**Exercise materials**
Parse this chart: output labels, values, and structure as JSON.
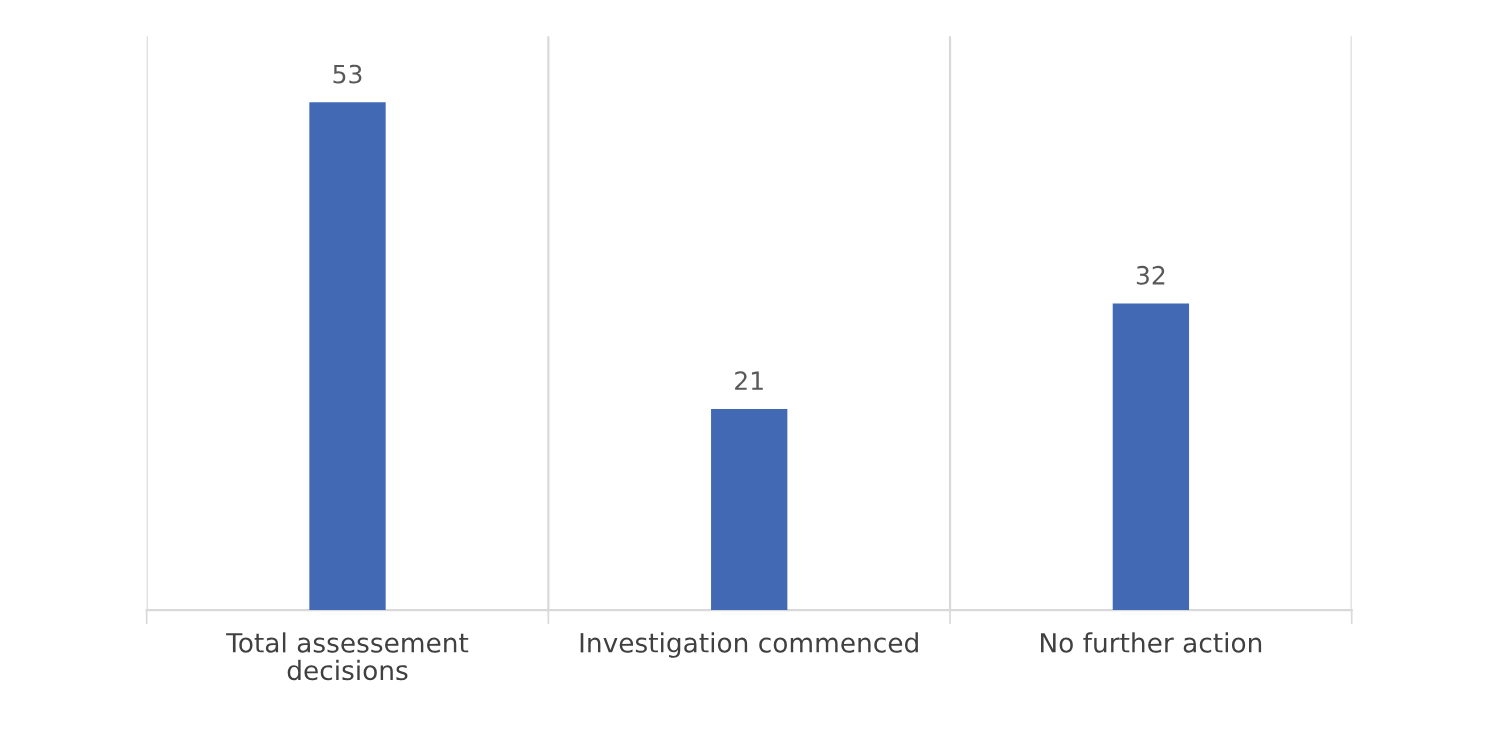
{
  "chart_data": {
    "type": "bar",
    "categories": [
      "Total assessement decisions",
      "Investigation commenced",
      "No further action"
    ],
    "values": [
      53,
      21,
      32
    ],
    "color": "#4169b4",
    "data_labels": true,
    "grid": "x"
  }
}
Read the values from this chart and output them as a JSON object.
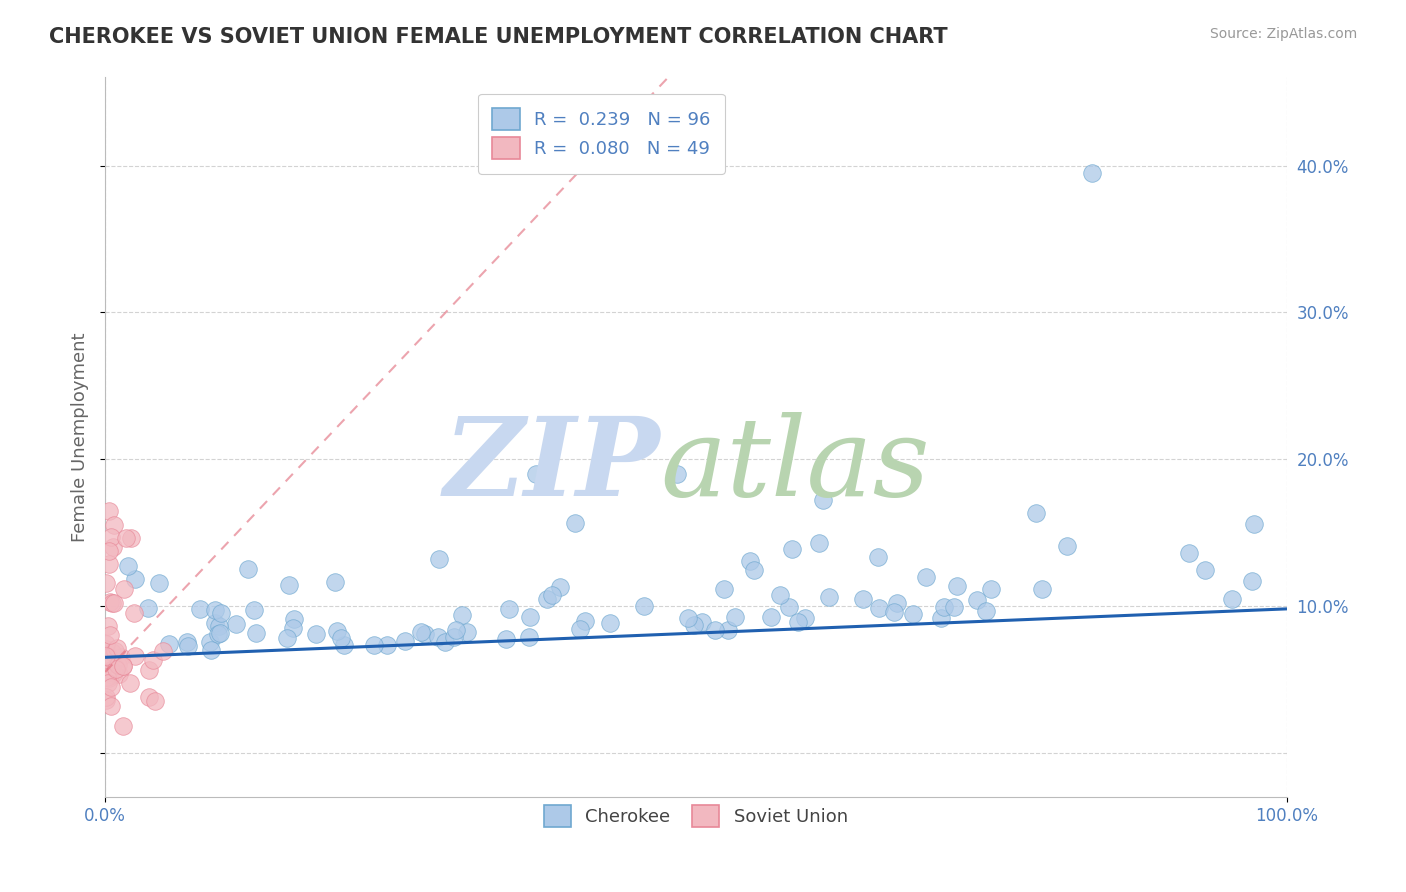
{
  "title": "CHEROKEE VS SOVIET UNION FEMALE UNEMPLOYMENT CORRELATION CHART",
  "source_text": "Source: ZipAtlas.com",
  "ylabel": "Female Unemployment",
  "xlim": [
    0.0,
    1.0
  ],
  "ylim": [
    -0.03,
    0.46
  ],
  "xticks": [
    0.0,
    1.0
  ],
  "xticklabels": [
    "0.0%",
    "100.0%"
  ],
  "yticks_right": [
    0.1,
    0.2,
    0.3,
    0.4
  ],
  "yticklabels_right": [
    "10.0%",
    "20.0%",
    "30.0%",
    "40.0%"
  ],
  "yticks_left": [
    0.0
  ],
  "yticklabels_left": [
    ""
  ],
  "cherokee_color": "#adc9e8",
  "cherokee_edge_color": "#6fa8d0",
  "soviet_color": "#f2b8c0",
  "soviet_edge_color": "#e88898",
  "trend_cherokee_color": "#2060b0",
  "trend_soviet_color": "#e06878",
  "legend_label_1": "R =  0.239   N = 96",
  "legend_label_2": "R =  0.080   N = 49",
  "watermark_zip": "ZIP",
  "watermark_atlas": "atlas",
  "watermark_zip_color": "#c8d8f0",
  "watermark_atlas_color": "#b8d4b0",
  "background_color": "#ffffff",
  "grid_color": "#c8c8c8",
  "title_color": "#333333",
  "tick_color": "#5080c0",
  "axis_label_color": "#666666"
}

**Prompt**
Would you set down the listing exactly, omitting pictures?

**Response**
Parse this chart: output labels, values, and structure as JSON.
{
  "chart_data": {
    "type": "bar",
    "categories": [
      "Total assessement decisions",
      "Investigation commenced",
      "No further action"
    ],
    "values": [
      53,
      21,
      32
    ],
    "color": "#4169b4",
    "data_labels": true,
    "grid": "x"
  }
}
Read the values from this chart and output them as a JSON object.
{
  "title": "CHEROKEE VS SOVIET UNION FEMALE UNEMPLOYMENT CORRELATION CHART",
  "source_text": "Source: ZipAtlas.com",
  "ylabel": "Female Unemployment",
  "xlim": [
    0.0,
    1.0
  ],
  "ylim": [
    -0.03,
    0.46
  ],
  "xticks": [
    0.0,
    1.0
  ],
  "xticklabels": [
    "0.0%",
    "100.0%"
  ],
  "yticks_right": [
    0.1,
    0.2,
    0.3,
    0.4
  ],
  "yticklabels_right": [
    "10.0%",
    "20.0%",
    "30.0%",
    "40.0%"
  ],
  "yticks_left": [
    0.0
  ],
  "yticklabels_left": [
    ""
  ],
  "cherokee_color": "#adc9e8",
  "cherokee_edge_color": "#6fa8d0",
  "soviet_color": "#f2b8c0",
  "soviet_edge_color": "#e88898",
  "trend_cherokee_color": "#2060b0",
  "trend_soviet_color": "#e06878",
  "legend_label_1": "R =  0.239   N = 96",
  "legend_label_2": "R =  0.080   N = 49",
  "watermark_zip": "ZIP",
  "watermark_atlas": "atlas",
  "watermark_zip_color": "#c8d8f0",
  "watermark_atlas_color": "#b8d4b0",
  "background_color": "#ffffff",
  "grid_color": "#c8c8c8",
  "title_color": "#333333",
  "tick_color": "#5080c0",
  "axis_label_color": "#666666"
}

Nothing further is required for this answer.